Items from a figure collection:
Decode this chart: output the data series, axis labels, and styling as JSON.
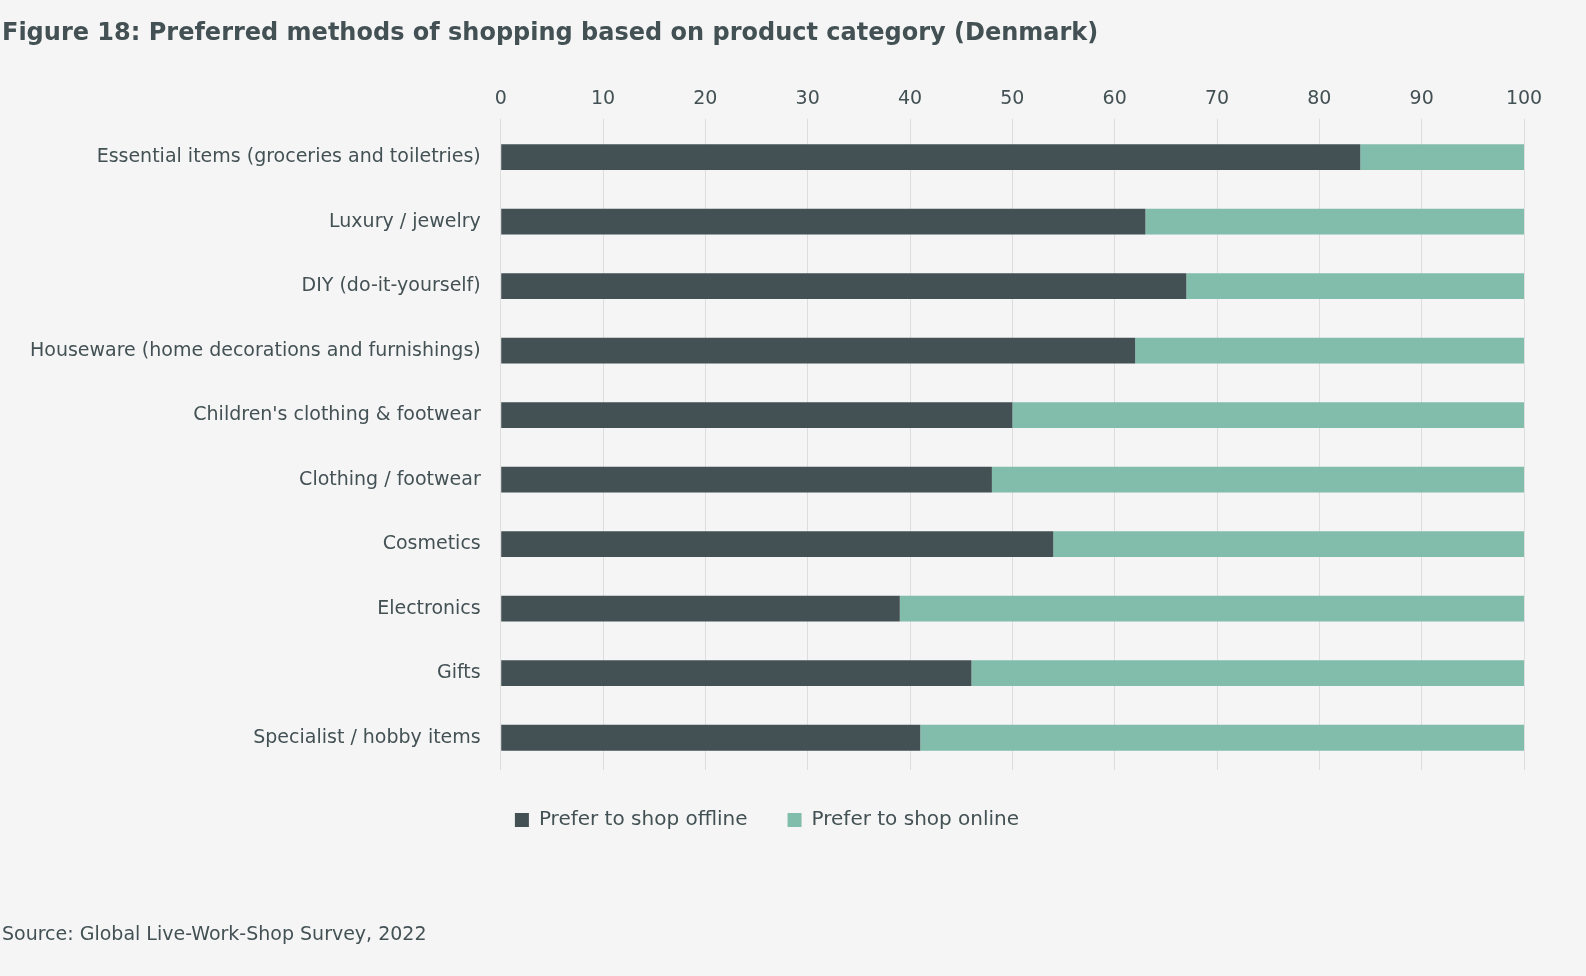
{
  "chart_data": {
    "type": "bar",
    "orientation": "horizontal",
    "stacked": true,
    "title": "Figure 18: Preferred methods of shopping based on product category (Denmark)",
    "categories": [
      "Essential items (groceries and toiletries)",
      "Luxury / jewelry",
      "DIY (do-it-yourself)",
      "Houseware (home decorations and furnishings)",
      "Children's clothing & footwear",
      "Clothing / footwear",
      "Cosmetics",
      "Electronics",
      "Gifts",
      "Specialist / hobby items"
    ],
    "series": [
      {
        "name": "Prefer to shop offline",
        "color": "#435154",
        "values": [
          84,
          63,
          67,
          62,
          50,
          48,
          54,
          39,
          46,
          41
        ]
      },
      {
        "name": "Prefer to shop online",
        "color": "#82bcab",
        "values": [
          16,
          37,
          33,
          38,
          50,
          52,
          46,
          61,
          54,
          59
        ]
      }
    ],
    "xlim": [
      0,
      100
    ],
    "xticks": [
      0,
      10,
      20,
      30,
      40,
      50,
      60,
      70,
      80,
      90,
      100
    ],
    "grid": "x",
    "legend": "bottom",
    "annotations": [
      "Source: Global Live-Work-Shop Survey, 2022"
    ]
  }
}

Objective: All of the data needs repeating exactly, but the pictures do not.

Exercise solution:
Decode this chart: output the data series, axis labels, and styling as JSON.
{
  "chart_data": {
    "type": "bar",
    "orientation": "horizontal",
    "stacked": true,
    "title": "Figure 18: Preferred methods of shopping based on product category (Denmark)",
    "categories": [
      "Essential items (groceries and toiletries)",
      "Luxury / jewelry",
      "DIY (do-it-yourself)",
      "Houseware (home decorations and furnishings)",
      "Children's clothing & footwear",
      "Clothing / footwear",
      "Cosmetics",
      "Electronics",
      "Gifts",
      "Specialist / hobby items"
    ],
    "series": [
      {
        "name": "Prefer to shop offline",
        "color": "#435154",
        "values": [
          84,
          63,
          67,
          62,
          50,
          48,
          54,
          39,
          46,
          41
        ]
      },
      {
        "name": "Prefer to shop online",
        "color": "#82bcab",
        "values": [
          16,
          37,
          33,
          38,
          50,
          52,
          46,
          61,
          54,
          59
        ]
      }
    ],
    "xlim": [
      0,
      100
    ],
    "xticks": [
      0,
      10,
      20,
      30,
      40,
      50,
      60,
      70,
      80,
      90,
      100
    ],
    "grid": "x",
    "legend": "bottom",
    "annotations": [
      "Source: Global Live-Work-Shop Survey, 2022"
    ]
  }
}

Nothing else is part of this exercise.